# Instrução 1
Diga se cada afirmação concorda com o texto sobre Dorival Caymmi, respondendo sim ou não e citando as palavras do texto que decidem: (a) Caymmi mudou-se para o Rio de Janeiro em 1937. (b) A primeira composição de Caymmi chamou-se “Peguei um Ita no Norte”. (c) Caymmi conheceu Stella Maris na Rádio Nacional.
# Instrução 2
Reproduza o trecho do texto sobre Dorival Caymmi entre "Há 100 anos, nascia" e "intrigavam e moviam.", inclusive, renomeando "Dorival Caymmi" como "Caymmi".

# Trecho

- - - - - - -

No tempo do Caymmi


Há 100 anos, nascia em Salvador Dorival Caymmi, cantor e compositor que retratou a Bahia como poucos. A obra curta acabou rendendo longa história

No tempo do CaymmiO balanço das ondas, o calor do sol, o cheiro da água salgada, a areia, as redes saindo do mar cheias de peixes, o canto dos negros, Jesus Cristo e os orixás. Essa era a base da música feita por Dorival Caymmi (1914-2008), baiano de Salvador que apresentou um retrato fiel de sua terra em tantas composições, hoje consideradas imortais. Mais do que lás e dós, eram os costumes da cidade e do povo que o intrigavam e moviam.

Filho do funcionário público e músico amador Durval Henrique Caymmi com Aurelina Cândida Caymmi, que, dizem, também cantava muito bem, Dorival nasceu em 30 de abril de 1914. Com pouca idade, já acompanhava curioso as cantorias de dentro de casa. Adolescente, começou a aprender violão. E assim, ao mesmo tempo em que larga os estudos ainda no ginasial para trabalhar, começa a se arriscar nas primeiras composições. A inaugural chamou-se “No sertão”, já anunciando o talento para falar da Bahia.

História Antes de assumir a composição, Dorival trabalhou como auxiliar de escritório e vendedor de cordões para embrulho e bebidas. Também ganhou alguns concursos carnavalescos. Cantava na Rádio Clube da Bahia, mas foi no Rio do Janeiro, para onde se mudou em 1937, que sua música chamou a atenção. A história foi contada em “Peguei um Ita no Norte”, referindo-se aos navios a vapor que levavam cargas e passageiros de norte a sul do Brasil. A incerteza de viver em outro lugar ficou clara nos versos “talvez eu volte pro ano. Talvez eu fique por lá”.

 

Mas a aventura foi boa para o baiano, que nunca tirou sua terra da cabeça. Além de desenhar e pintar com mais frequência, outra paixão que exercitava havia muitos anos, Caymmi entrou para o elenco da poderosa Rádio Nacional. Foi lá onde conheceu a cantora Stella Maris, com quem esteve casado até o fim da vida. Foi no Rio também que Caymmi apresentou a sua “O que é que a baiana tem?” para Carmen Miranda. O samba ganhou uma nova dimensão no corpo e na voz da cantora luso-brasileira e ganhou repercussão internacional quando foi incluída no filme Banana da terra (1938).

- - - - - - -

# Registros armazenados

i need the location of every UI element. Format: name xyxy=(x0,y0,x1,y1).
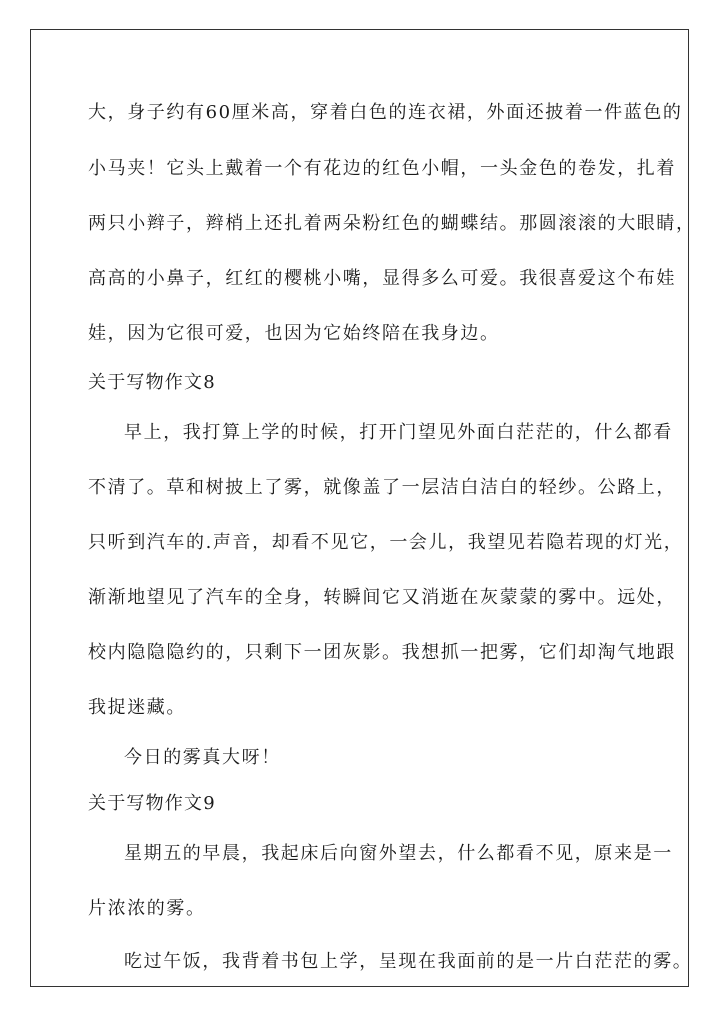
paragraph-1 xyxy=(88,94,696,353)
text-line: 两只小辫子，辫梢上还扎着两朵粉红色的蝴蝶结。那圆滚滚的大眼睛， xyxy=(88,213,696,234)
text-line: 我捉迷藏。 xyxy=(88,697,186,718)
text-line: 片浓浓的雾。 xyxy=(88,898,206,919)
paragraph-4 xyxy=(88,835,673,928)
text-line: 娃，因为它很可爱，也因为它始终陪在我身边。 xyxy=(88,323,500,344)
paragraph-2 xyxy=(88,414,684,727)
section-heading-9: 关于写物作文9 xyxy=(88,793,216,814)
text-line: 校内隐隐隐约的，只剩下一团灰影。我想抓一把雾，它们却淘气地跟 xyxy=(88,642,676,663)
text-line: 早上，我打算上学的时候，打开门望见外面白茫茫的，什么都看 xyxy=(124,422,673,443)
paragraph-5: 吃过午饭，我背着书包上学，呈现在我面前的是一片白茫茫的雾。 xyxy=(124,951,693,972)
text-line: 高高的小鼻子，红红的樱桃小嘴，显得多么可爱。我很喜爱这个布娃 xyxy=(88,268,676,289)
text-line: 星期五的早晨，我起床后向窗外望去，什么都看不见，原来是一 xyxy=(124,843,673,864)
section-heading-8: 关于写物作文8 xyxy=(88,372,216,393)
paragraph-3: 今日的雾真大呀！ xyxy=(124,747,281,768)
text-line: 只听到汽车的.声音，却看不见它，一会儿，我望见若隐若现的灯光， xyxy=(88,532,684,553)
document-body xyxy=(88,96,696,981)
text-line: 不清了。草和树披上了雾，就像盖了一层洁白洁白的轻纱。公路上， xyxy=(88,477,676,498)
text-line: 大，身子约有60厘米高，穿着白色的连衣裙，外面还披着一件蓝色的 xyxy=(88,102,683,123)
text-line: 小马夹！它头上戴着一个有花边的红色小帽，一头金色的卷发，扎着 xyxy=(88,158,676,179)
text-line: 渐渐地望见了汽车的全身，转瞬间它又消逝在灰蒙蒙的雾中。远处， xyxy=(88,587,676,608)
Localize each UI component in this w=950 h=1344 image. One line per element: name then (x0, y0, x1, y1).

- - - - - - -

# Resposta completa 1
(a) Sim: "para onde se mudou em 1937".
(b) Não: "A inaugural chamou-se “No sertão”".
(c) Sim: "Caymmi entrou para o elenco da poderosa Rádio Nacional. Foi lá onde conheceu a cantora Stella Maris".

# Resposta completa 2
Há 100 anos, nascia em Salvador Caymmi, cantor e compositor que retratou a Bahia como poucos. A obra curta acabou rendendo longa história

No tempo do CaymmiO balanço das ondas, o calor do sol, o cheiro da água salgada, a areia, as redes saindo do mar cheias de peixes, o canto dos negros, Jesus Cristo e os orixás. Essa era a base da música feita por Caymmi (1914-2008), baiano de Salvador que apresentou um retrato fiel de sua terra em tantas composições, hoje consideradas imortais. Mais do que lás e dós, eram os costumes da cidade e do povo que o intrigavam e moviam.